Recorded data
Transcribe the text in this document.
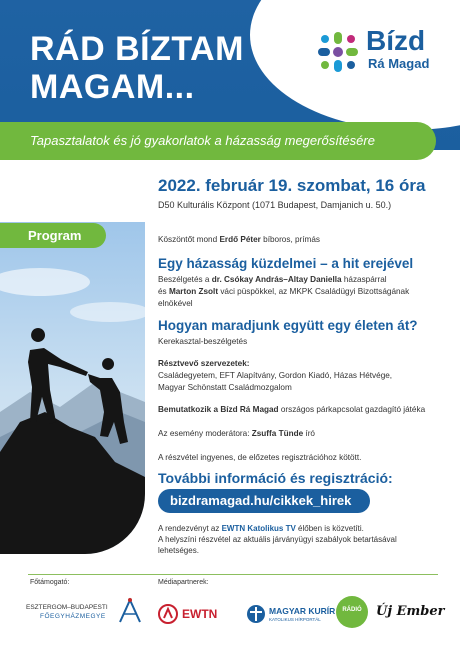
RÁD BÍZTAM
MAGAM...
Bízd
Rá Magad
Tapasztalatok és jó gyakorlatok a házasság megerősítésére
2022. február 19. szombat, 16 óra
D50 Kulturális Központ (1071 Budapest, Damjanich u. 50.)
Program	Köszöntőt mond Erdő Péter bíboros, prímás
Egy házasság küzdelmei – a hit erejével
Beszélgetés a dr. Csókay András–Altay Daniella házaspárral
és Marton Zsolt váci püspökkel, az MKPK Családügyi Bizottságának
elnökével
Hogyan maradjunk együtt egy életen át?
Kerekasztal-beszélgetés
Résztvevő szervezetek:
Családegyetem, EFT Alapítvány, Gordon Kiadó, Házas Hétvége,
Magyar Schönstatt Családmozgalom
Bemutatkozik a Bízd Rá Magad országos párkapcsolat gazdagító játéka
Az esemény moderátora: Zsuffa Tünde író
A részvétel ingyenes, de előzetes regisztrációhoz kötött.
További információ és regisztráció:
bizdramagad.hu/cikkek_hirek
A rendezvényt az EWTN Katolikus TV élőben is közvetíti.
A helyszíni részvétel az aktuális járványügyi szabályok betartásával
lehetséges.
Főtámogató:	Médiapartnerek:
ESZTERGOM–BUDAPESTI
FŐEGYHÁZMEGYE	EWTN	MAGYAR KURÍR
KATOLIKUS HÍRPORTÁL
RÁDIÓ	Új Ember
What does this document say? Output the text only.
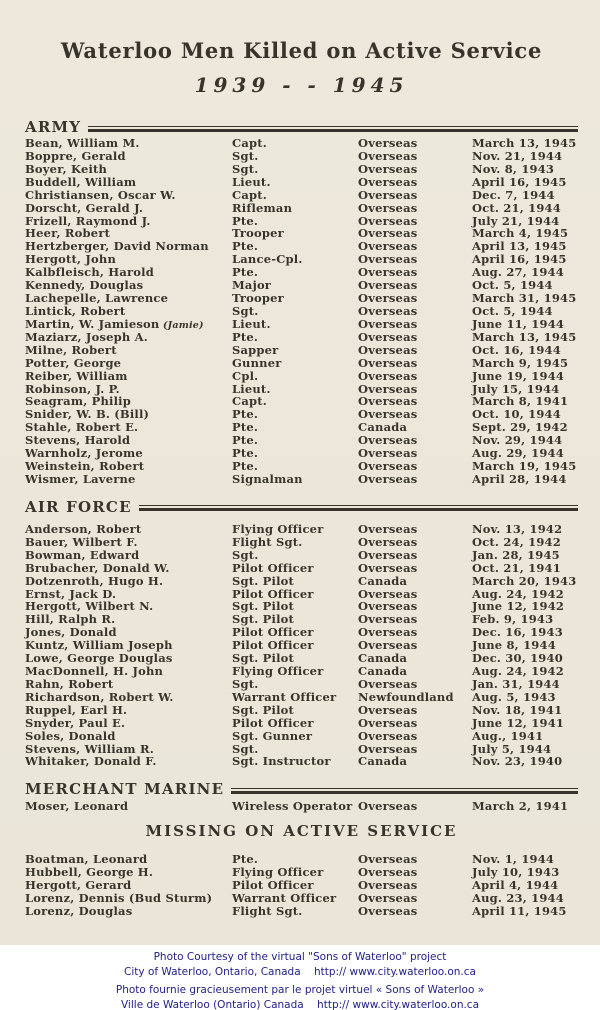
Waterloo Men Killed on Active Service
1939 - - 1945
ARMY
Bean, William M.	Capt.	Overseas	March 13, 1945
Boppre, Gerald	Sgt.	Overseas	Nov. 21, 1944
Boyer, Keith	Sgt.	Overseas	Nov. 8, 1943
Buddell, William	Lieut.	Overseas	April 16, 1945
Christiansen, Oscar W.	Capt.	Overseas	Dec. 7, 1944
Dorscht, Gerald J.	Rifleman	Overseas	Oct. 21, 1944
Frizell, Raymond J.	Pte.	Overseas	July 21, 1944
Heer, Robert	Trooper	Overseas	March 4, 1945
Hertzberger, David Norman	Pte.	Overseas	April 13, 1945
Hergott, John	Lance-Cpl.	Overseas	April 16, 1945
Kalbfleisch, Harold	Pte.	Overseas	Aug. 27, 1944
Kennedy, Douglas	Major	Overseas	Oct. 5, 1944
Lachepelle, Lawrence	Trooper	Overseas	March 31, 1945
Lintick, Robert	Sgt.	Overseas	Oct. 5, 1944
Martin, W. Jamieson (Jamie)	Lieut.	Overseas	June 11, 1944
Maziarz, Joseph A.	Pte.	Overseas	March 13, 1945
Milne, Robert	Sapper	Overseas	Oct. 16, 1944
Potter, George	Gunner	Overseas	March 9, 1945
Reiber, William	Cpl.	Overseas	June 19, 1944
Robinson, J. P.	Lieut.	Overseas	July 15, 1944
Seagram, Philip	Capt.	Overseas	March 8, 1941
Snider, W. B. (Bill)	Pte.	Overseas	Oct. 10, 1944
Stahle, Robert E.	Pte.	Canada	Sept. 29, 1942
Stevens, Harold	Pte.	Overseas	Nov. 29, 1944
Warnholz, Jerome	Pte.	Overseas	Aug. 29, 1944
Weinstein, Robert	Pte.	Overseas	March 19, 1945
Wismer, Laverne	Signalman	Overseas	April 28, 1944
AIR FORCE
Anderson, Robert	Flying Officer	Overseas	Nov. 13, 1942
Bauer, Wilbert F.	Flight Sgt.	Overseas	Oct. 24, 1942
Bowman, Edward	Sgt.	Overseas	Jan. 28, 1945
Brubacher, Donald W.	Pilot Officer	Overseas	Oct. 21, 1941
Dotzenroth, Hugo H.	Sgt. Pilot	Canada	March 20, 1943
Ernst, Jack D.	Pilot Officer	Overseas	Aug. 24, 1942
Hergott, Wilbert N.	Sgt. Pilot	Overseas	June 12, 1942
Hill, Ralph R.	Sgt. Pilot	Overseas	Feb. 9, 1943
Jones, Donald	Pilot Officer	Overseas	Dec. 16, 1943
Kuntz, William Joseph	Pilot Officer	Overseas	June 8, 1944
Lowe, George Douglas	Sgt. Pilot	Canada	Dec. 30, 1940
MacDonnell, H. John	Flying Officer	Canada	Aug. 24, 1942
Rahn, Robert	Sgt.	Overseas	Jan. 31, 1944
Richardson, Robert W.	Warrant Officer	Newfoundland	Aug. 5, 1943
Ruppel, Earl H.	Sgt. Pilot	Overseas	Nov. 18, 1941
Snyder, Paul E.	Pilot Officer	Overseas	June 12, 1941
Soles, Donald	Sgt. Gunner	Overseas	Aug., 1941
Stevens, William R.	Sgt.	Overseas	July 5, 1944
Whitaker, Donald F.	Sgt. Instructor	Canada	Nov. 23, 1940
MERCHANT MARINE
Moser, Leonard	Wireless Operator Overseas	March 2, 1941
MISSING ON ACTIVE SERVICE
Boatman, Leonard	Pte.	Overseas	Nov. 1, 1944
Hubbell, George H.	Flying Officer	Overseas	July 10, 1943
Hergott, Gerard	Pilot Officer	Overseas	April 4, 1944
Lorenz, Dennis (Bud Sturm)	Warrant Officer	Overseas	Aug. 23, 1944
Lorenz, Douglas	Flight Sgt.	Overseas	April 11, 1945
Photo Courtesy of the virtual "Sons of Waterloo" project
City of Waterloo, Ontario, Canada    http:// www.city.waterloo.on.ca
Photo fournie gracieusement par le projet virtuel « Sons of Waterloo »
Ville de Waterloo (Ontario) Canada    http:// www.city.waterloo.on.ca
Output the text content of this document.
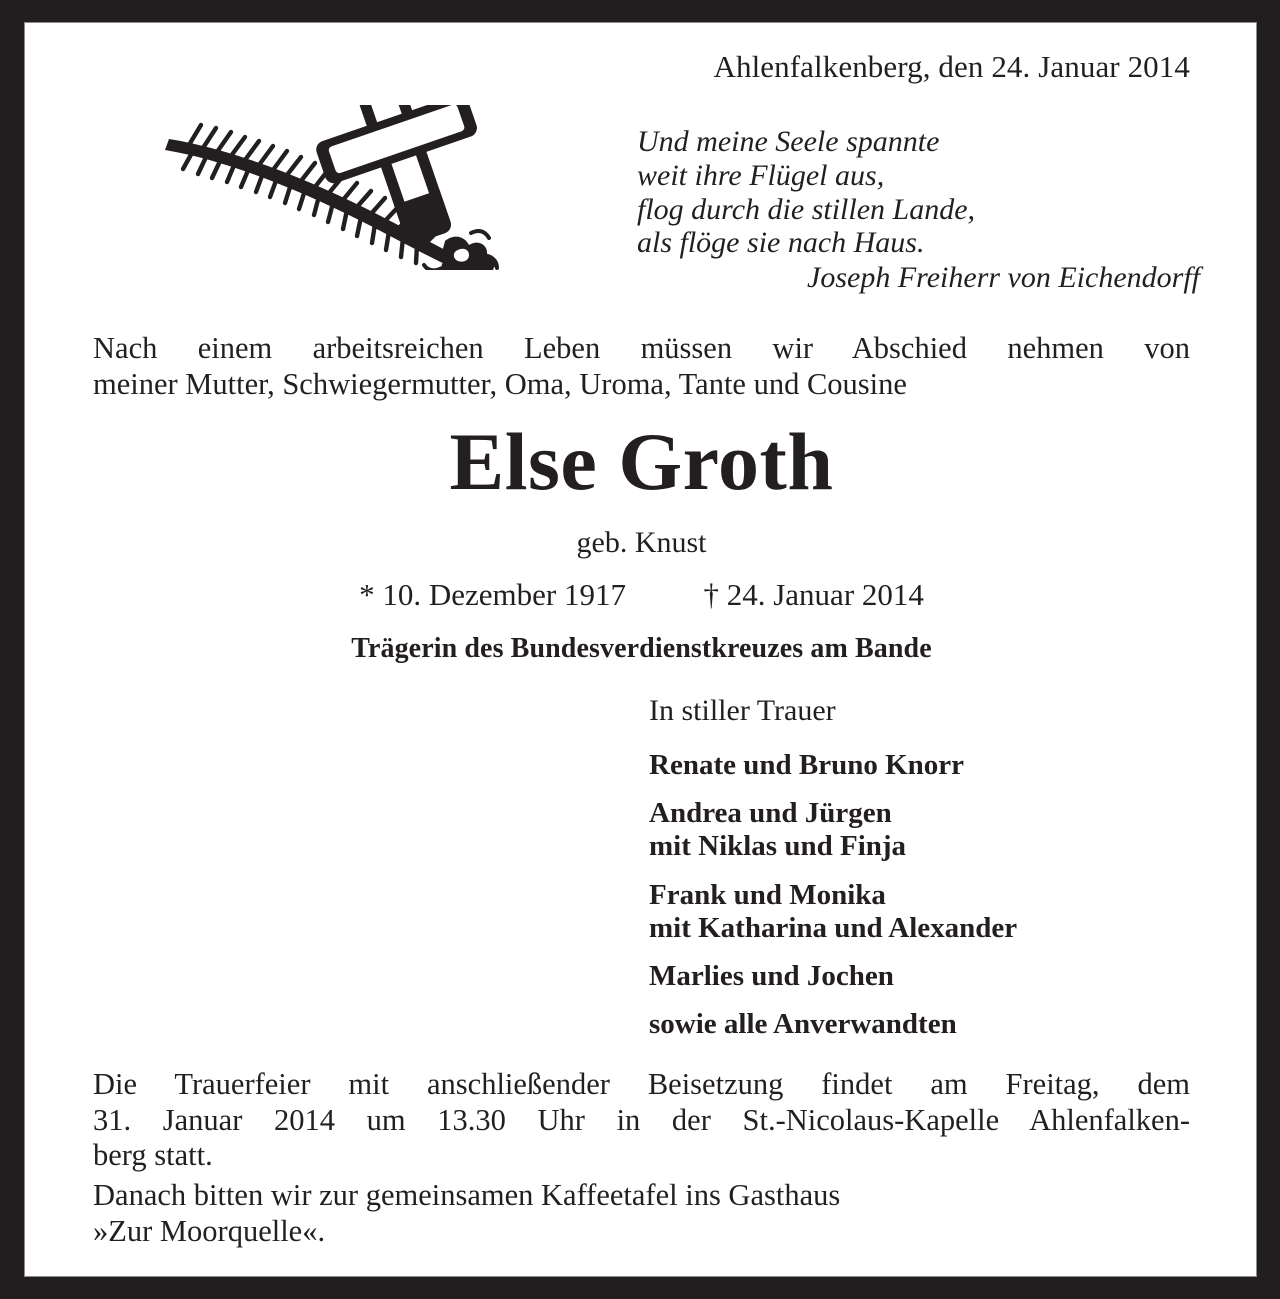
Ahlenfalkenberg, den 24. Januar 2014
Und meine Seele spannte
weit ihre Flügel aus,
flog durch die stillen Lande,
als flöge sie nach Haus.
Joseph Freiherr von Eichendorff
Nach einem arbeitsreichen Leben müssen wir Abschied nehmen von
meiner Mutter, Schwiegermutter, Oma, Uroma, Tante und Cousine
Else Groth
geb. Knust
* 10. Dezember 1917	† 24. Januar 2014
Trägerin des Bundesverdienstkreuzes am Bande
In stiller Trauer
Renate und Bruno Knorr
Andrea und Jürgen
mit Niklas und Finja
Frank und Monika
mit Katharina und Alexander
Marlies und Jochen
sowie alle Anverwandten
Die Trauerfeier mit anschließender Beisetzung findet am Freitag, dem
31. Januar 2014 um 13.30 Uhr in der St.-Nicolaus-Kapelle Ahlenfalken-
berg statt.
Danach bitten wir zur gemeinsamen Kaffeetafel ins Gasthaus
»Zur Moorquelle«.
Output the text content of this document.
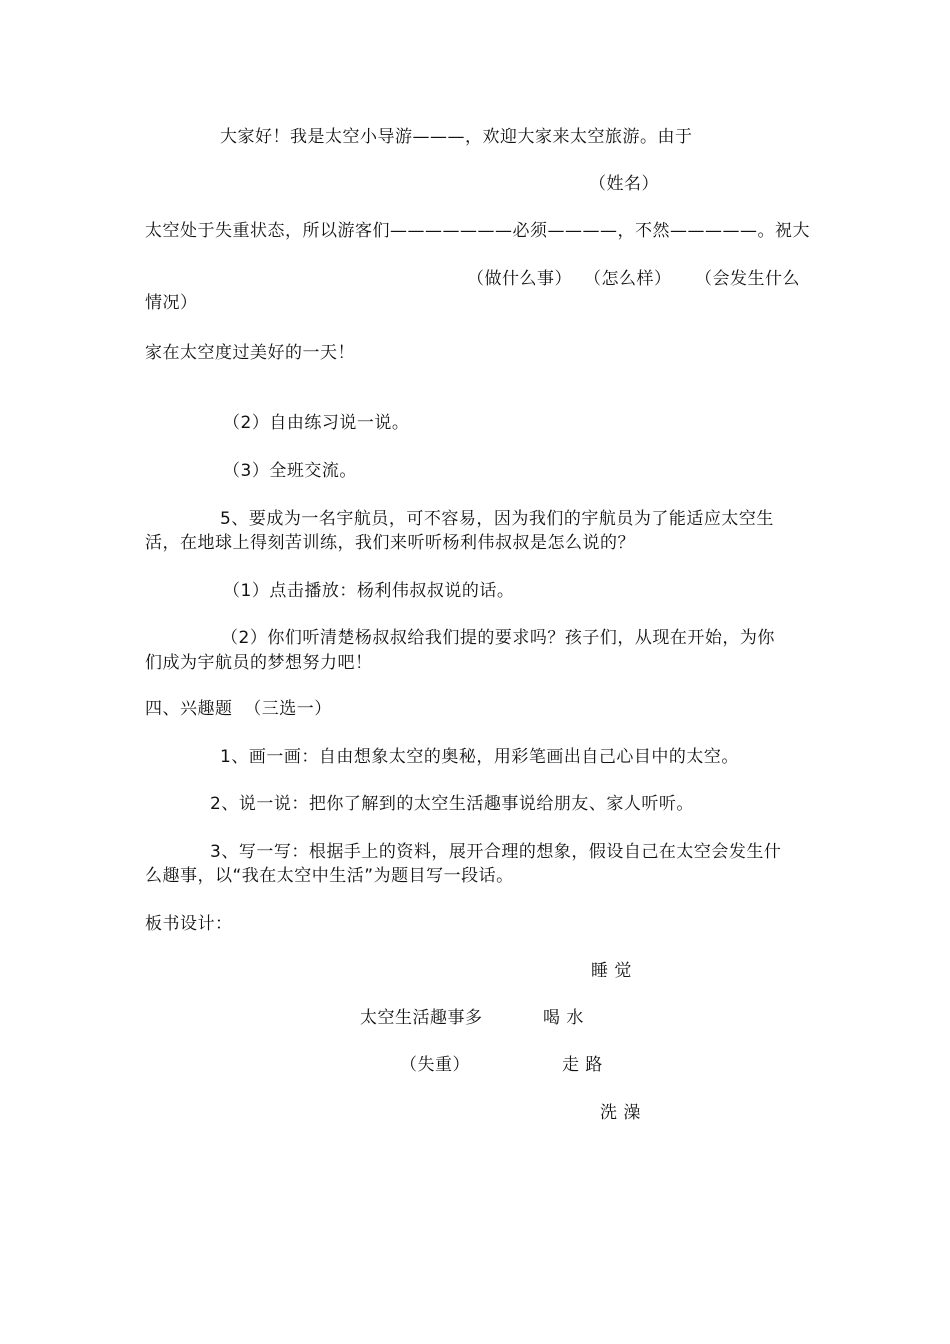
大家好！我是太空小导游———，欢迎大家来太空旅游。由于
（姓名）
太空处于失重状态，所以游客们———————必须————，不然—————。祝大
（做什么事） （怎么样） （会发生什么
情况）
家在太空度过美好的一天！
（2）自由练习说一说。
（3）全班交流。
5、要成为一名宇航员，可不容易，因为我们的宇航员为了能适应太空生
活，在地球上得刻苦训练，我们来听听杨利伟叔叔是怎么说的？
（1）点击播放：杨利伟叔叔说的话。
（2）你们听清楚杨叔叔给我们提的要求吗？孩子们，从现在开始，为你
们成为宇航员的梦想努力吧！
四、兴趣题  （三选一）
1、画一画：自由想象太空的奥秘，用彩笔画出自己心目中的太空。
2、说一说：把你了解到的太空生活趣事说给朋友、家人听听。
3、写一写：根据手上的资料，展开合理的想象，假设自己在太空会发生什
么趣事，以“我在太空中生活”为题目写一段话。
板书设计：
睡 觉
太空生活趣事多	喝 水
（失重）	走 路
洗 澡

• _What to work on_: Scan the records above and report how many lines include the word "Joseph", without any other text.

• _Solution for this exercise_: 3